__What is being asked__
Find every line in the records that holds the string "items". Copy each one.
=== Source data ===
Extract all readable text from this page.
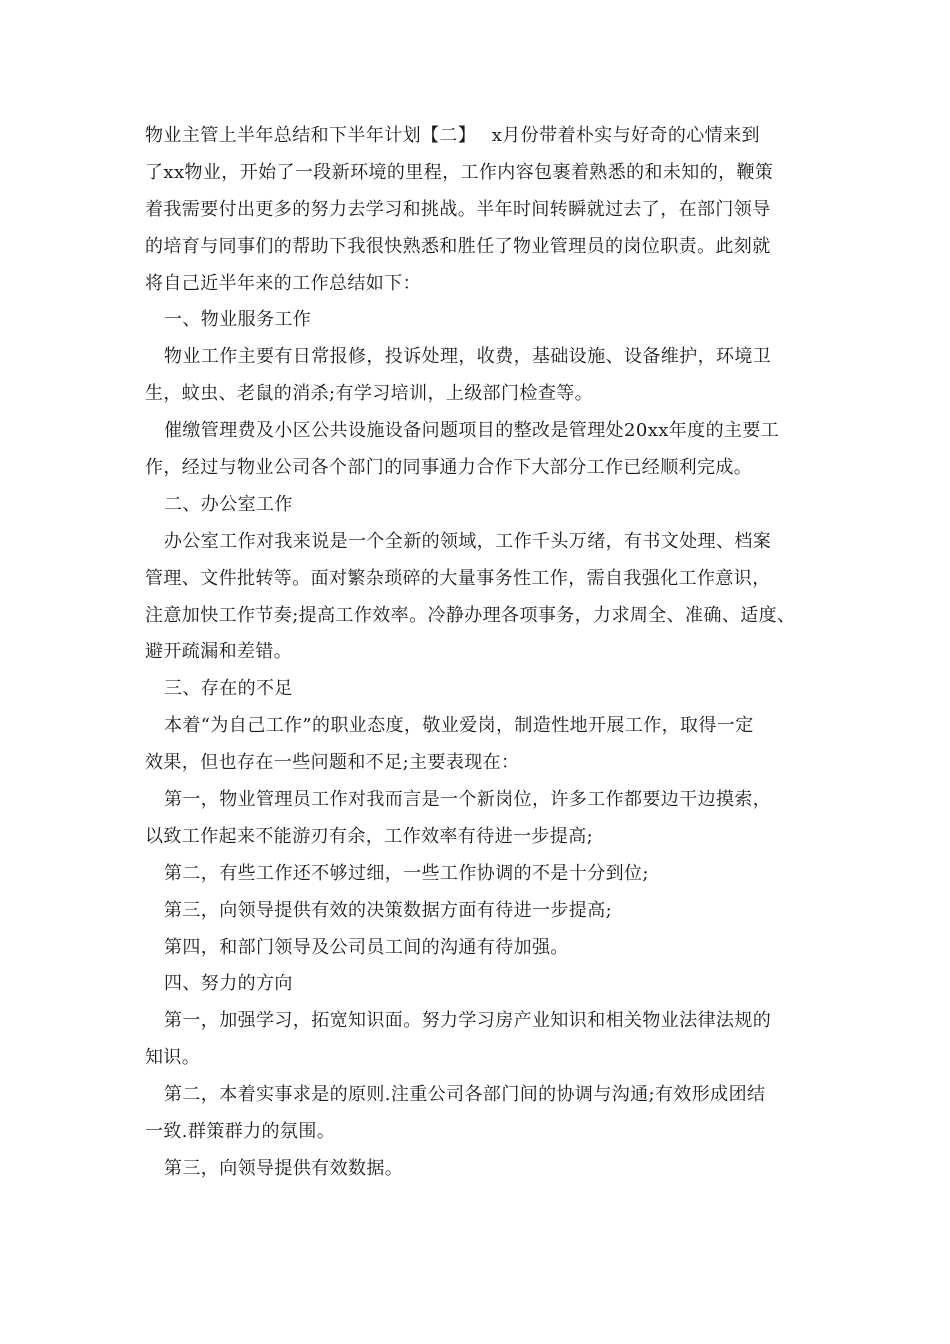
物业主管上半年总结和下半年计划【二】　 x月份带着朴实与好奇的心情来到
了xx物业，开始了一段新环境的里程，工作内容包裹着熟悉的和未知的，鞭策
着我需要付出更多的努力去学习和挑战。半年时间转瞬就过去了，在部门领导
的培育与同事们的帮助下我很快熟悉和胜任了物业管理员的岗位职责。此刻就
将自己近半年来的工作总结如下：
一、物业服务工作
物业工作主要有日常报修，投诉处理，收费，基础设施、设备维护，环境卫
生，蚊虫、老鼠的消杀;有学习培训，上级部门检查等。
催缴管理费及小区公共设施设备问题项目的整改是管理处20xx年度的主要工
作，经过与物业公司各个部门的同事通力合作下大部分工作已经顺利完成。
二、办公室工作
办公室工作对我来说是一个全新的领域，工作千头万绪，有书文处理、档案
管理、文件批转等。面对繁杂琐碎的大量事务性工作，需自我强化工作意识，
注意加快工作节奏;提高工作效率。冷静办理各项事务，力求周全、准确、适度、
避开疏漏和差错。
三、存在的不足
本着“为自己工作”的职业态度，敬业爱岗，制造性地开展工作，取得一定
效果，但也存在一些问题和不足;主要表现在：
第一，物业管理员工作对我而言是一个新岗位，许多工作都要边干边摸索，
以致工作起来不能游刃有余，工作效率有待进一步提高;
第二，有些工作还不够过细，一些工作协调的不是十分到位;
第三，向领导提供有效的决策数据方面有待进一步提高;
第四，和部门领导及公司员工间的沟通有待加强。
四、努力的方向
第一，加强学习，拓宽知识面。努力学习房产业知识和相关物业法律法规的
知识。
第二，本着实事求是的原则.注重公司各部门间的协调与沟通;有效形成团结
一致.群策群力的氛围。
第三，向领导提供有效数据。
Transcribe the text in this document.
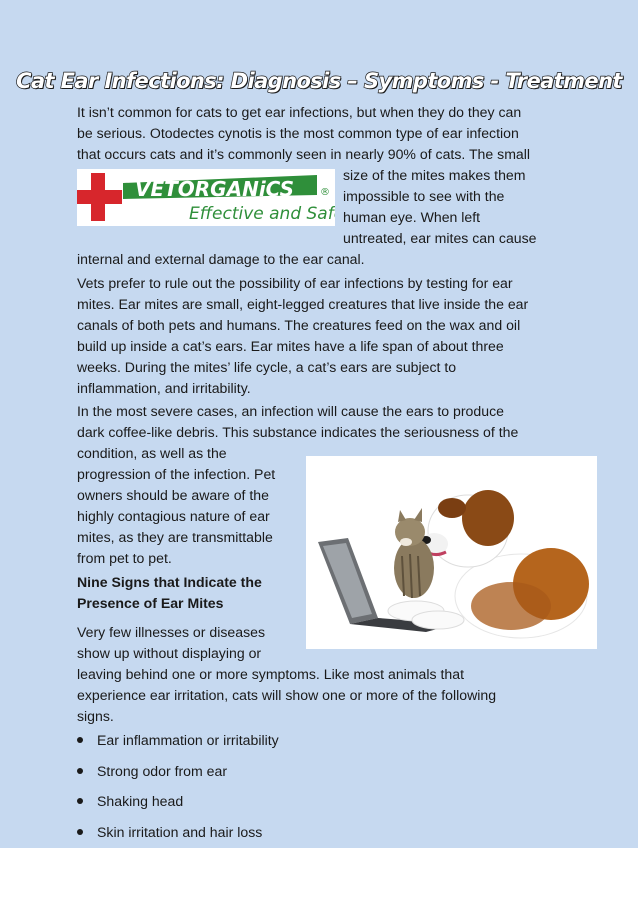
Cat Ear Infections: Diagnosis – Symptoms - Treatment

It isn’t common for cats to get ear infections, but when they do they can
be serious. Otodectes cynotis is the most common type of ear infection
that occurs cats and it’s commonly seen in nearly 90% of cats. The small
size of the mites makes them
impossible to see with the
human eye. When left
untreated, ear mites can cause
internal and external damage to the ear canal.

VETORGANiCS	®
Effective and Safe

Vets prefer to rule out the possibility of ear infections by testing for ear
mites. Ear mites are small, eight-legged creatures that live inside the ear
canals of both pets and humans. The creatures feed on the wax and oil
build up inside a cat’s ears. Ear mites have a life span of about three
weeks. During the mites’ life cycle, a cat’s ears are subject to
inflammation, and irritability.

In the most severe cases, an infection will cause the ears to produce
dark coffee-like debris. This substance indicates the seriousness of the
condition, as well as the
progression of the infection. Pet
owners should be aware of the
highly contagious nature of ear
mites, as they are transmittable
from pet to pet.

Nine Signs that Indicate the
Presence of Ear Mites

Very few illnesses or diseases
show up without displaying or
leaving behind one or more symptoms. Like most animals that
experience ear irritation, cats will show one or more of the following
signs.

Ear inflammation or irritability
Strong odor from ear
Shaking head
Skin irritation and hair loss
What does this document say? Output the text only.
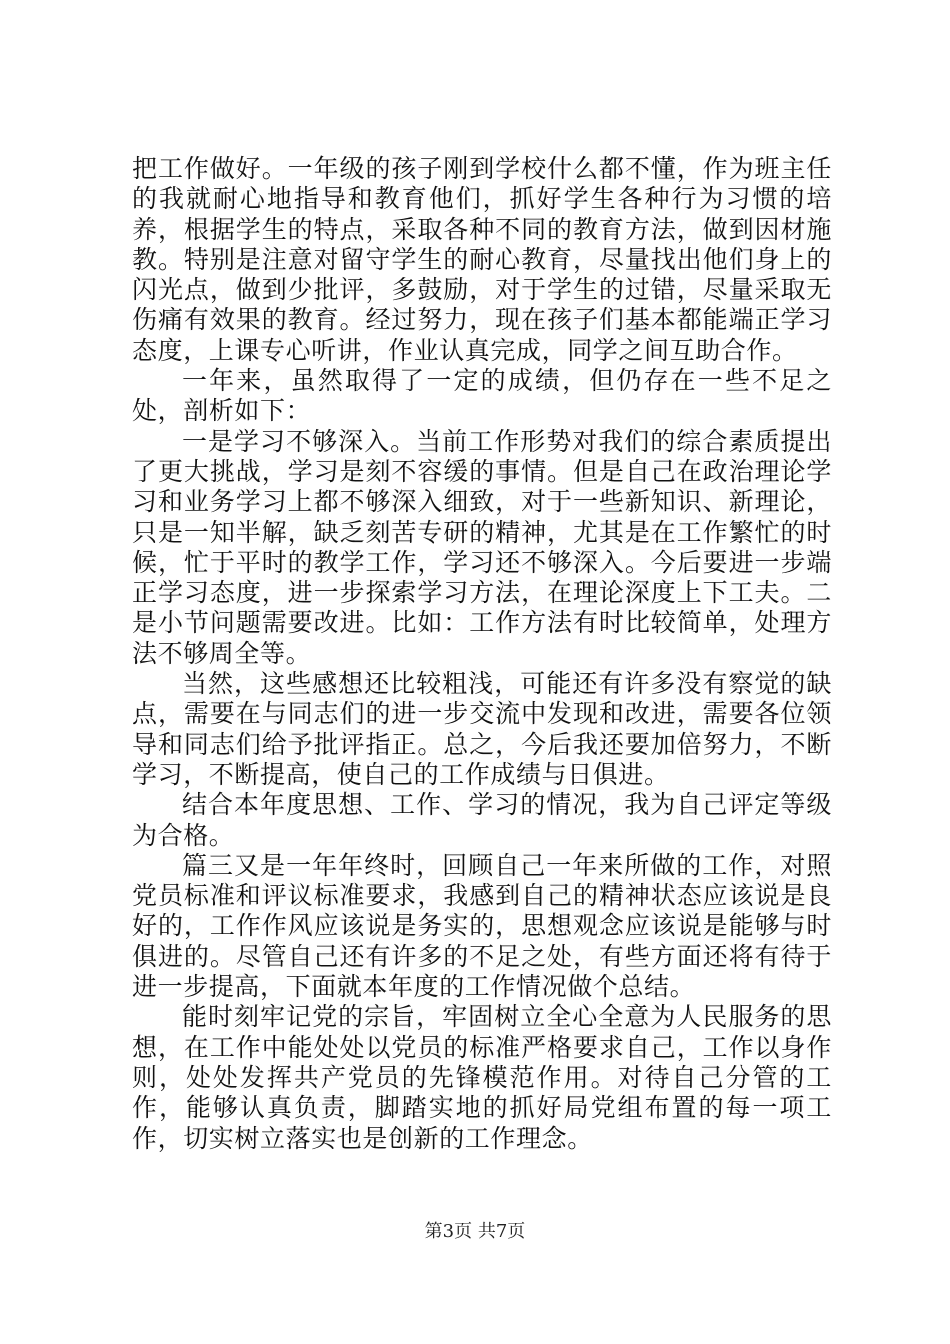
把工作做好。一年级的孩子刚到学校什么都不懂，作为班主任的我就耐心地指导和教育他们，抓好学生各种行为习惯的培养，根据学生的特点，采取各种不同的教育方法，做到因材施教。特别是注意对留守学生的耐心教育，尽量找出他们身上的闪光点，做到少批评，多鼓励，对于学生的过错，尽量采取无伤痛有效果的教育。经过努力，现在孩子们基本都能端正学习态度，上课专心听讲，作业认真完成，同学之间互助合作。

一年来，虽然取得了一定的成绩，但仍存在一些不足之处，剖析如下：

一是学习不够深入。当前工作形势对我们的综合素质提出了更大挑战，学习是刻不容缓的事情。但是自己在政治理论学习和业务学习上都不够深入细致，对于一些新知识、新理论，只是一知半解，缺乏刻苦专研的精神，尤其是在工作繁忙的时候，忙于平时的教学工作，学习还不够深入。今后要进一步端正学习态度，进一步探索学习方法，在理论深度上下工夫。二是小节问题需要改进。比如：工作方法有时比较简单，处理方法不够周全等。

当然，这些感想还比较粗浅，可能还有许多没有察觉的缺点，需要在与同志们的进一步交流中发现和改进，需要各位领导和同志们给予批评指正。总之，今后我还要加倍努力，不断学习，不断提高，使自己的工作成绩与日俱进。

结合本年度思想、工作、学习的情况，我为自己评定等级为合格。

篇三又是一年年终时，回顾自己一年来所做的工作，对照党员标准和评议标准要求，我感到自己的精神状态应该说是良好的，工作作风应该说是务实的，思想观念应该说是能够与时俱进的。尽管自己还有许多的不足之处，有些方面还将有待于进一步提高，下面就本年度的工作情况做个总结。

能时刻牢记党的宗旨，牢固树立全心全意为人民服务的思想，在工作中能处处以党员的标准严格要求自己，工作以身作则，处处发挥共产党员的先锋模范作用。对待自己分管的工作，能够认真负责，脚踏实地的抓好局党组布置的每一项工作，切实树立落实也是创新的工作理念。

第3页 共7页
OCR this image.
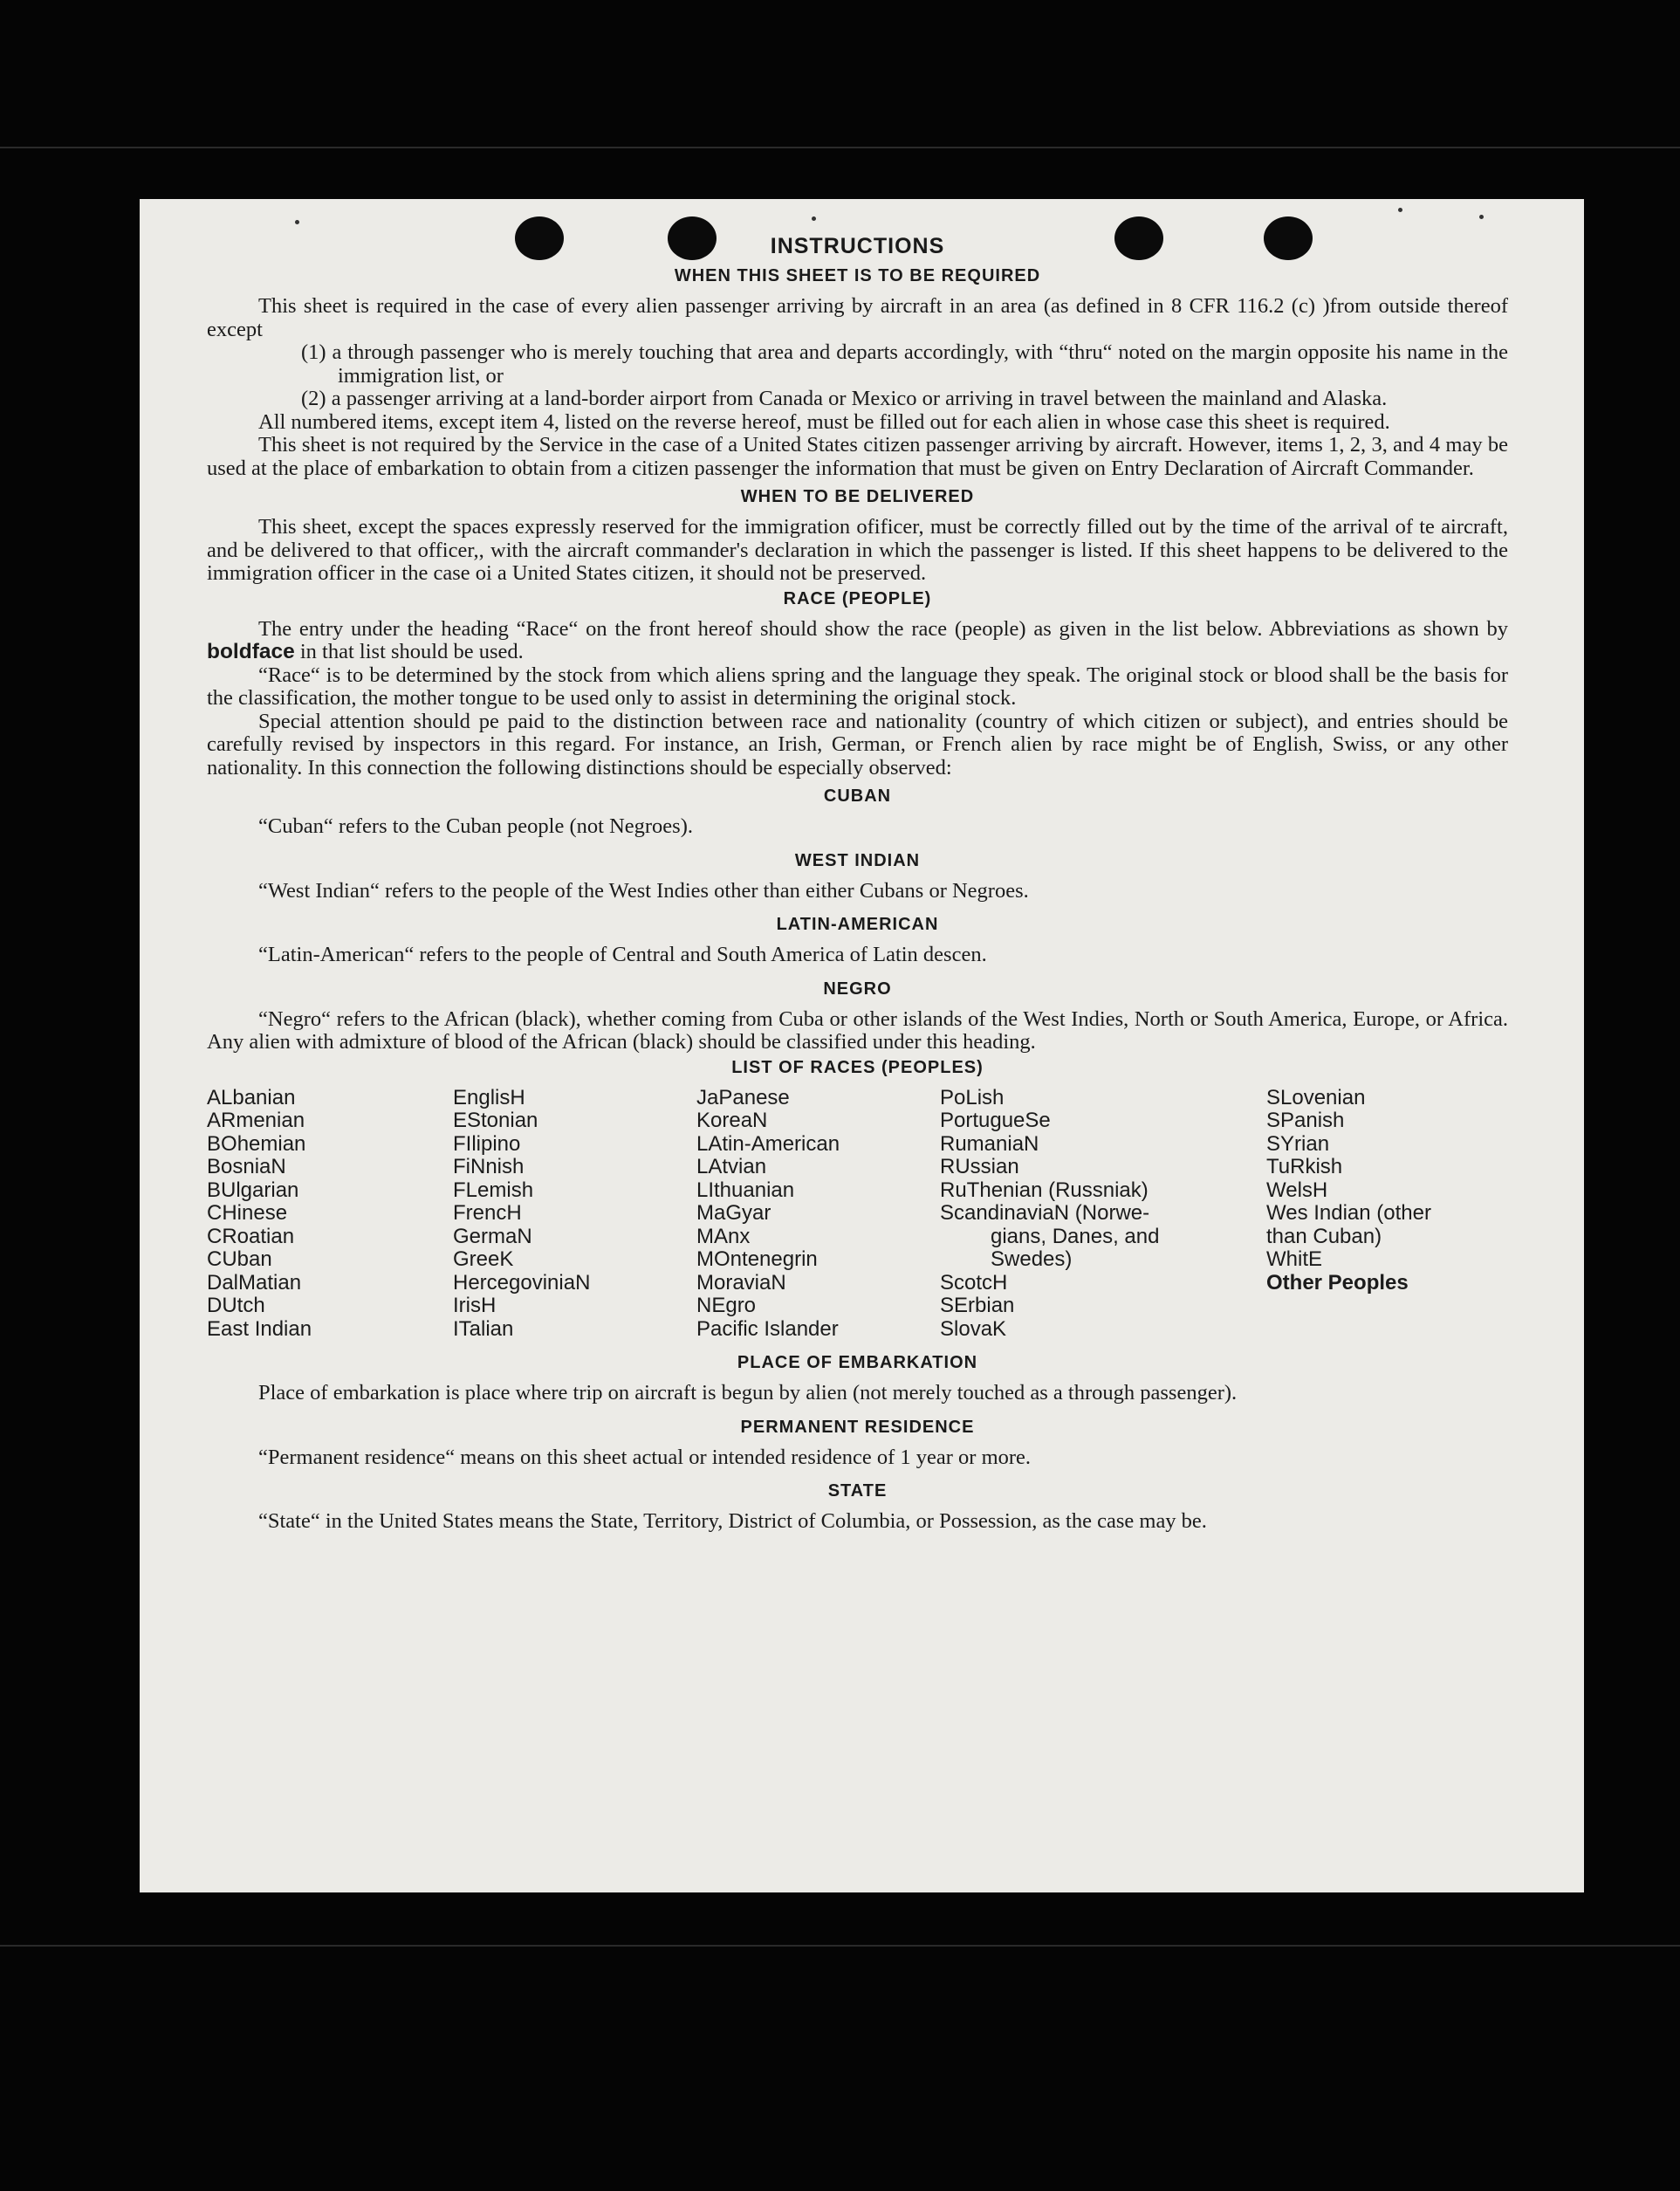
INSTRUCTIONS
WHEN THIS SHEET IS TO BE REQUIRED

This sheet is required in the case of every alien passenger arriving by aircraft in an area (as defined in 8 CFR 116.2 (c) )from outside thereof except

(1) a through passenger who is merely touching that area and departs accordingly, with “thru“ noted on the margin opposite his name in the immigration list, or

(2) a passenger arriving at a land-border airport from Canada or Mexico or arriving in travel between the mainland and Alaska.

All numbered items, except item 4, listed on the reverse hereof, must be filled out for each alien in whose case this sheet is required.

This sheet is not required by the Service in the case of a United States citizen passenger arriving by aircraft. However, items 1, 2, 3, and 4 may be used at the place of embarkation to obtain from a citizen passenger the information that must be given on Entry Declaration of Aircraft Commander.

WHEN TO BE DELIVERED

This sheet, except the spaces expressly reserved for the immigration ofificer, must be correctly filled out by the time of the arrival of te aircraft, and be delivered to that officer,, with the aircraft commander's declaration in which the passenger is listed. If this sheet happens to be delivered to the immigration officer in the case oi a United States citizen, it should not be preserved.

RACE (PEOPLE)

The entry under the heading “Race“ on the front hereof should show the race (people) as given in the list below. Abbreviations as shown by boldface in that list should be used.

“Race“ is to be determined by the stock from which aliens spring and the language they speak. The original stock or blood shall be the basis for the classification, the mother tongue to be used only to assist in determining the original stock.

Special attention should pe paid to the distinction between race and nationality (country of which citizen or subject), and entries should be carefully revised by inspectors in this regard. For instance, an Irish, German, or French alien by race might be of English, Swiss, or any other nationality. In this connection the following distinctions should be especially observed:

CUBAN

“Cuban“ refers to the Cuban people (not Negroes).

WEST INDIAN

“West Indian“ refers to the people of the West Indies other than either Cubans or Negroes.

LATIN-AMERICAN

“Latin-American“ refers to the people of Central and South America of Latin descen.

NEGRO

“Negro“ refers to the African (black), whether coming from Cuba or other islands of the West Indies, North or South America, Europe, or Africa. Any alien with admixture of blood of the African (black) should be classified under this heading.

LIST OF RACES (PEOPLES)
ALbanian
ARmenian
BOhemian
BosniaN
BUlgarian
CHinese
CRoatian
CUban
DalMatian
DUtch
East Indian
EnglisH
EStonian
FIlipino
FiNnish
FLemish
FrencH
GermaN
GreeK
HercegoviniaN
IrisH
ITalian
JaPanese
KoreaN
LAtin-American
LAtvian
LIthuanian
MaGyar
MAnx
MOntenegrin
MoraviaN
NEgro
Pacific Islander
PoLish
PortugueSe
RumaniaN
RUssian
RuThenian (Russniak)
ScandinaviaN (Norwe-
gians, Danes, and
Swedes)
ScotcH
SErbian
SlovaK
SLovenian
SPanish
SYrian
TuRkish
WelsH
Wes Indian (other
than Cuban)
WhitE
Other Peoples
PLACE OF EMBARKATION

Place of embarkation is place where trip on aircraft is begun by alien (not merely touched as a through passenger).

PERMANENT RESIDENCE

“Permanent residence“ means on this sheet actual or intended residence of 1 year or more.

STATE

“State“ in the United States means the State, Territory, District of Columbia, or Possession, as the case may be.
===
__Written solution__
All numbered items, except item 4, listed on the reverse hereof, must be filled out for each alien in whose case this sheet is required.
This sheet is not required by the Service in the case of a United States citizen passenger arriving by aircraft. However, items 1, 2, 3, and 4 may be used at the place of embarkation to obtain from a citizen passenger the information that must be given on Entry Declaration of Aircraft Commander.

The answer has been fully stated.